Objective
Scan the entries below and count the lines holding the string "countdown". Supply only the number.
%%
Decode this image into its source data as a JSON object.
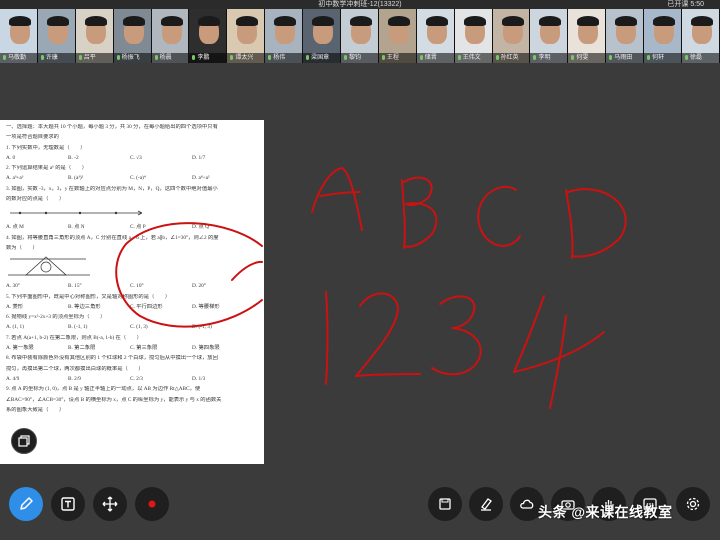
{
  "header": {
    "title": "初中数学冲刺班-12(13322)",
    "timer": "已开课 5:50"
  },
  "participants": [
    {
      "name": "马敬勤",
      "bg": "#c9d6e3"
    },
    {
      "name": "许康",
      "bg": "#9aa7b5"
    },
    {
      "name": "吕平",
      "bg": "#d8d2c6"
    },
    {
      "name": "杨振飞",
      "bg": "#7f8a94"
    },
    {
      "name": "杨晨",
      "bg": "#b0b7bf"
    },
    {
      "name": "李鹏",
      "bg": "#2e2e2e"
    },
    {
      "name": "谭太兴",
      "bg": "#d9c9b0"
    },
    {
      "name": "杨伟",
      "bg": "#a7b3be"
    },
    {
      "name": "梁国章",
      "bg": "#5a6470"
    },
    {
      "name": "黎钧",
      "bg": "#c4ccd4"
    },
    {
      "name": "王程",
      "bg": "#b2a48f"
    },
    {
      "name": "储晋",
      "bg": "#d3dbe3"
    },
    {
      "name": "王伟文",
      "bg": "#e2e4e6"
    },
    {
      "name": "孙红英",
      "bg": "#c2b5a5"
    },
    {
      "name": "李明",
      "bg": "#cdd6df"
    },
    {
      "name": "何雯",
      "bg": "#e8e2da"
    },
    {
      "name": "马雨田",
      "bg": "#b7c2cc"
    },
    {
      "name": "何轩",
      "bg": "#a6b8c9"
    },
    {
      "name": "徐磊",
      "bg": "#cfd9e2"
    }
  ],
  "document": {
    "lines": [
      {
        "t": "text",
        "v": "一、选择题：本大题共 10 个小题，每小题 3 分，共 30 分，在每小题给出的四个选项中只有"
      },
      {
        "t": "text",
        "v": "一项是符合题目要求的"
      },
      {
        "t": "text",
        "v": "1. 下列实数中，无理数是（　　）"
      },
      {
        "t": "opts",
        "v": [
          "A. 0",
          "B. -2",
          "C. √3",
          "D. 1/7"
        ]
      },
      {
        "t": "text",
        "v": "2. 下列运算结果是 a⁶ 的是（　　）"
      },
      {
        "t": "opts",
        "v": [
          "A. a³+a³",
          "B. (a³)²",
          "C. (-a)⁴",
          "D. a⁸÷a²"
        ]
      },
      {
        "t": "text",
        "v": "3. 如图，实数 -3，x，3，y 在数轴上的对应点分别为 M，N，P，Q，这四个数中绝对值最小"
      },
      {
        "t": "text",
        "v": "的数对应的点是（　　）"
      },
      {
        "t": "fig1",
        "v": ""
      },
      {
        "t": "opts",
        "v": [
          "A. 点 M",
          "B. 点 N",
          "C. 点 P",
          "D. 点 Q"
        ]
      },
      {
        "t": "text",
        "v": "4. 如图，将等腰直角三角形的顶点 A，C 分别在直线 a，b 上，若 a∥b，∠1=30°，则∠2 的度"
      },
      {
        "t": "text",
        "v": "数为（　　）"
      },
      {
        "t": "fig2",
        "v": ""
      },
      {
        "t": "opts",
        "v": [
          "A. 30°",
          "B. 15°",
          "C. 10°",
          "D. 20°"
        ]
      },
      {
        "t": "text",
        "v": "5. 下列平面图形中，既是中心对称图形，又是轴对称图形的是（　　）"
      },
      {
        "t": "opts",
        "v": [
          "A. 菱形",
          "B. 等边三角形",
          "C. 平行四边形",
          "D. 等腰梯形"
        ]
      },
      {
        "t": "text",
        "v": "6. 抛物线 y=x²-2x+3 的顶点坐标为（　　）"
      },
      {
        "t": "opts",
        "v": [
          "A. (1, 1)",
          "B. (-1, 1)",
          "C. (1, 3)",
          "D. (-1, 3)"
        ]
      },
      {
        "t": "text",
        "v": "7. 若点 A(a+1, b-2) 在第二象限，则点 B(-a, 1-b) 在（　　）"
      },
      {
        "t": "opts",
        "v": [
          "A. 第一象限",
          "B. 第二象限",
          "C. 第三象限",
          "D. 第四象限"
        ]
      },
      {
        "t": "text",
        "v": "8. 布袋中装有除颜色外没有其他区别的 1 个红球和 2 个白球，搅匀后从中摸出一个球，放回"
      },
      {
        "t": "text",
        "v": "搅匀，再摸出第二个球，两次都摸出白球的概率是（　　）"
      },
      {
        "t": "opts",
        "v": [
          "A. 4/9",
          "B. 2/9",
          "C. 2/3",
          "D. 1/3"
        ]
      },
      {
        "t": "text",
        "v": "9. 点 A 的坐标为 (1, 0)，点 B 是 y 轴正半轴上的一动点，以 AB 为边作 Rt△ABC，使"
      },
      {
        "t": "text",
        "v": "∠BAC=90°，∠ACB=30°，设点 B 的横坐标为 x，点 C 的纵坐标为 y，能表示 y 与 x 的函数关"
      },
      {
        "t": "text",
        "v": "系的图象大致是（　　）"
      }
    ]
  },
  "ink": {
    "color": "#cc1111",
    "strokes": [
      "A",
      "B",
      "C",
      "D",
      "1",
      "2",
      "3",
      "4"
    ]
  },
  "toolbar": {
    "left_tools": [
      "pen-icon",
      "text-icon",
      "move-icon",
      "record-icon"
    ],
    "right_tools": [
      "save-icon",
      "eraser-icon",
      "cloud-icon",
      "camera-icon",
      "hand-icon",
      "more-icon",
      "settings-icon"
    ],
    "record_color": "#e01515",
    "accent": "#2f8fe8"
  },
  "watermark": "头条 @来课在线教室"
}
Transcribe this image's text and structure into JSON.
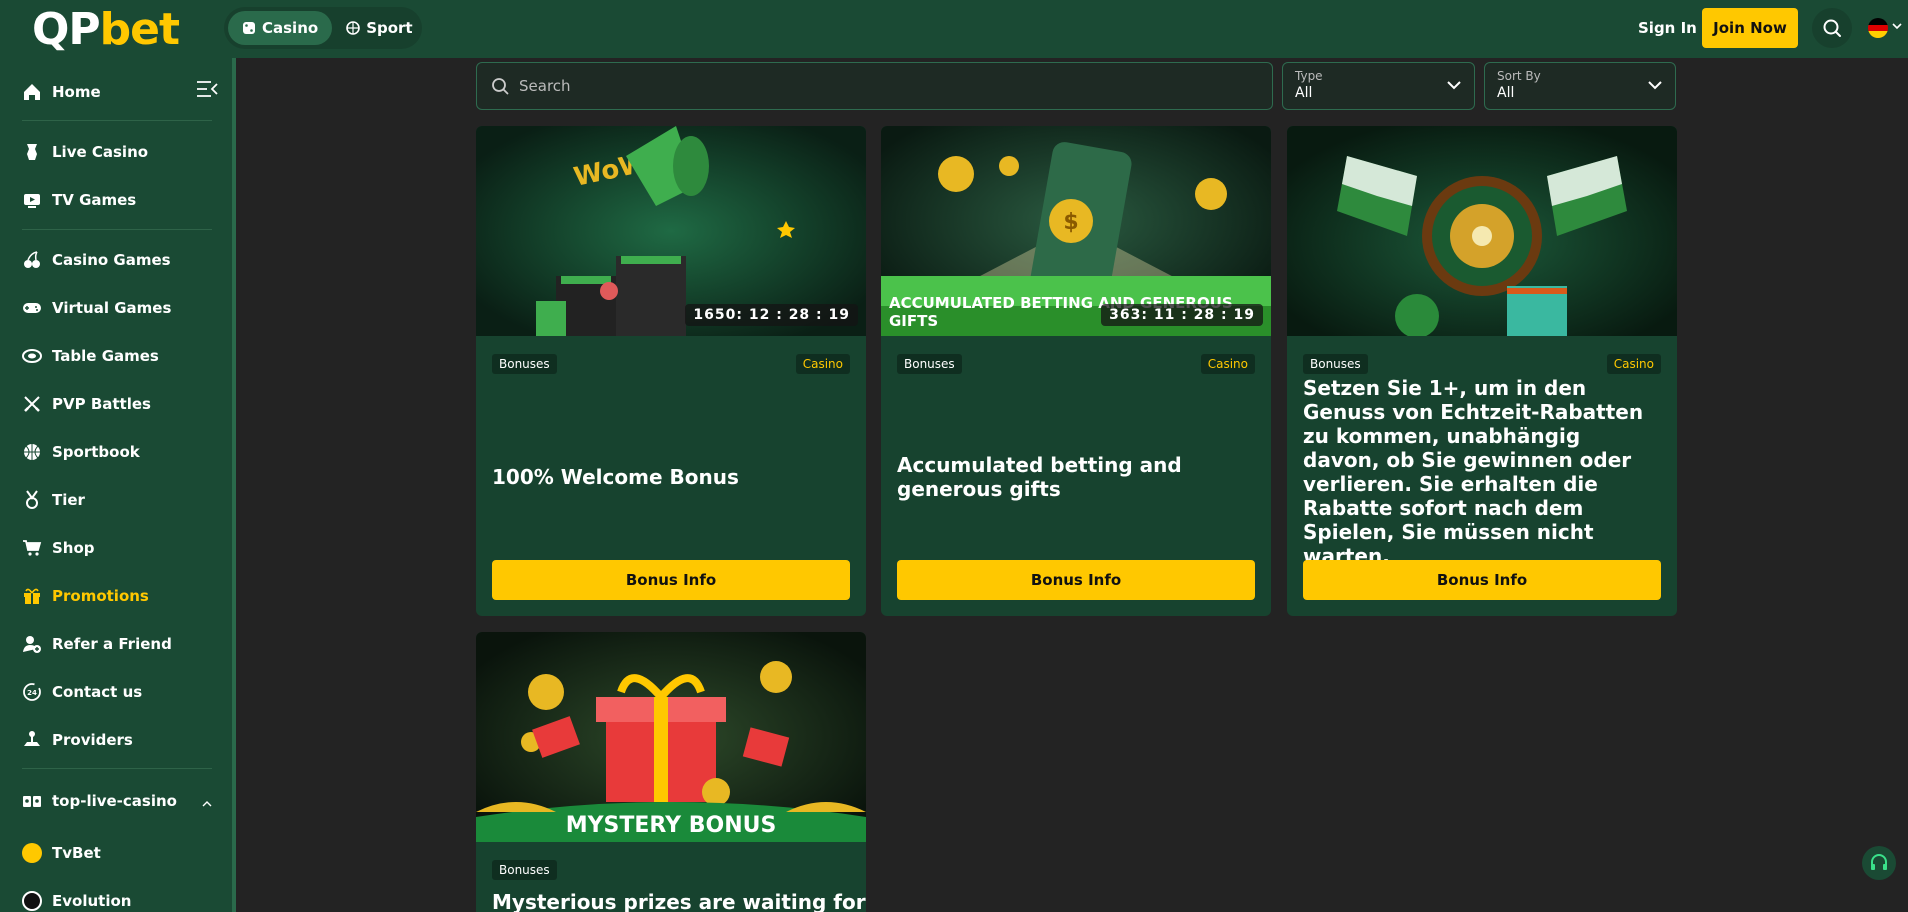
{
  "header": {
    "logo_part1": "QP",
    "logo_part2": "bet",
    "modes": [
      {
        "label": "Casino",
        "icon": "dice-icon",
        "active": true
      },
      {
        "label": "Sport",
        "icon": "ball-icon",
        "active": false
      }
    ],
    "signin_label": "Sign In",
    "join_label": "Join Now",
    "language": "de"
  },
  "sidebar": {
    "items": [
      {
        "label": "Home",
        "icon": "home-icon"
      },
      {
        "label": "Live Casino",
        "icon": "live-casino-icon"
      },
      {
        "label": "TV Games",
        "icon": "tv-icon"
      },
      {
        "label": "Casino Games",
        "icon": "cherries-icon"
      },
      {
        "label": "Virtual Games",
        "icon": "gamepad-icon"
      },
      {
        "label": "Table Games",
        "icon": "table-icon"
      },
      {
        "label": "PVP Battles",
        "icon": "swords-icon"
      },
      {
        "label": "Sportbook",
        "icon": "basketball-icon"
      },
      {
        "label": "Tier",
        "icon": "medal-icon"
      },
      {
        "label": "Shop",
        "icon": "cart-icon"
      },
      {
        "label": "Promotions",
        "icon": "gift-icon",
        "active": true
      },
      {
        "label": "Refer a Friend",
        "icon": "refer-icon"
      },
      {
        "label": "Contact us",
        "icon": "support-24-icon"
      },
      {
        "label": "Providers",
        "icon": "joystick-icon"
      },
      {
        "label": "top-live-casino",
        "icon": "cards-icon"
      },
      {
        "label": "TvBet",
        "icon": "tvbet-icon"
      },
      {
        "label": "Evolution",
        "icon": "evolution-icon"
      }
    ]
  },
  "filters": {
    "search_placeholder": "Search",
    "type_label": "Type",
    "type_value": "All",
    "sort_label": "Sort By",
    "sort_value": "All"
  },
  "promotions": [
    {
      "tag": "Bonuses",
      "category": "Casino",
      "title": "100% Welcome Bonus",
      "countdown": "1650: 12 : 28 : 19",
      "button": "Bonus Info"
    },
    {
      "tag": "Bonuses",
      "category": "Casino",
      "title": "Accumulated betting and generous gifts",
      "countdown": "363: 11 : 28 : 19",
      "image_caption": "ACCUMULATED BETTING AND GENEROUS GIFTS",
      "button": "Bonus Info"
    },
    {
      "tag": "Bonuses",
      "category": "Casino",
      "title": "Setzen Sie 1+, um in den Genuss von Echtzeit-Rabatten zu kommen, unabhängig davon, ob Sie gewinnen oder verlieren. Sie erhalten die Rabatte sofort nach dem Spielen, Sie müssen nicht warten.",
      "button": "Bonus Info"
    },
    {
      "tag": "Bonuses",
      "title": "Mysterious prizes are waiting for",
      "image_caption": "MYSTERY BONUS"
    }
  ],
  "colors": {
    "brand_green": "#1a4a34",
    "accent_yellow": "#ffc800",
    "background": "#232323"
  }
}
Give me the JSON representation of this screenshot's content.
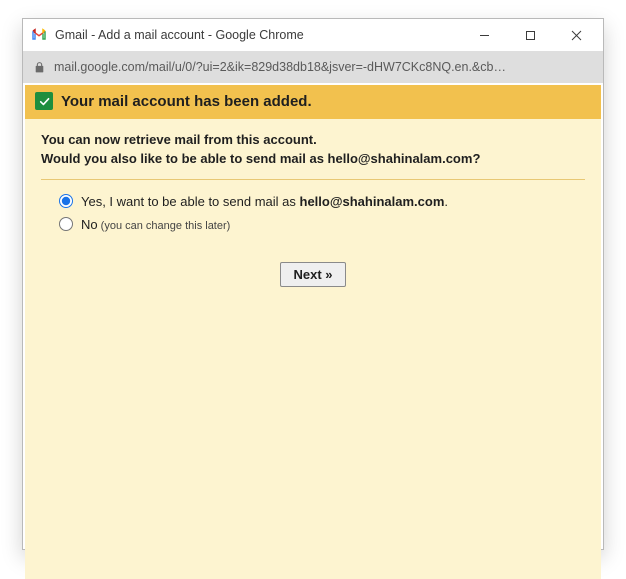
{
  "window": {
    "title": "Gmail - Add a mail account - Google Chrome"
  },
  "address_bar": {
    "url": "mail.google.com/mail/u/0/?ui=2&ik=829d38db18&jsver=-dHW7CKc8NQ.en.&cb…"
  },
  "banner": {
    "text": "Your mail account has been added."
  },
  "intro": {
    "line1": "You can now retrieve mail from this account.",
    "line2_prefix": "Would you also like to be able to send mail as ",
    "line2_email": "hello@shahinalam.com",
    "line2_suffix": "?"
  },
  "options": {
    "yes_prefix": "Yes, I want to be able to send mail as ",
    "yes_email": "hello@shahinalam.com",
    "yes_suffix": ".",
    "no_label": "No",
    "no_note": " (you can change this later)"
  },
  "buttons": {
    "next": "Next »"
  }
}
%%
Exercise answer
2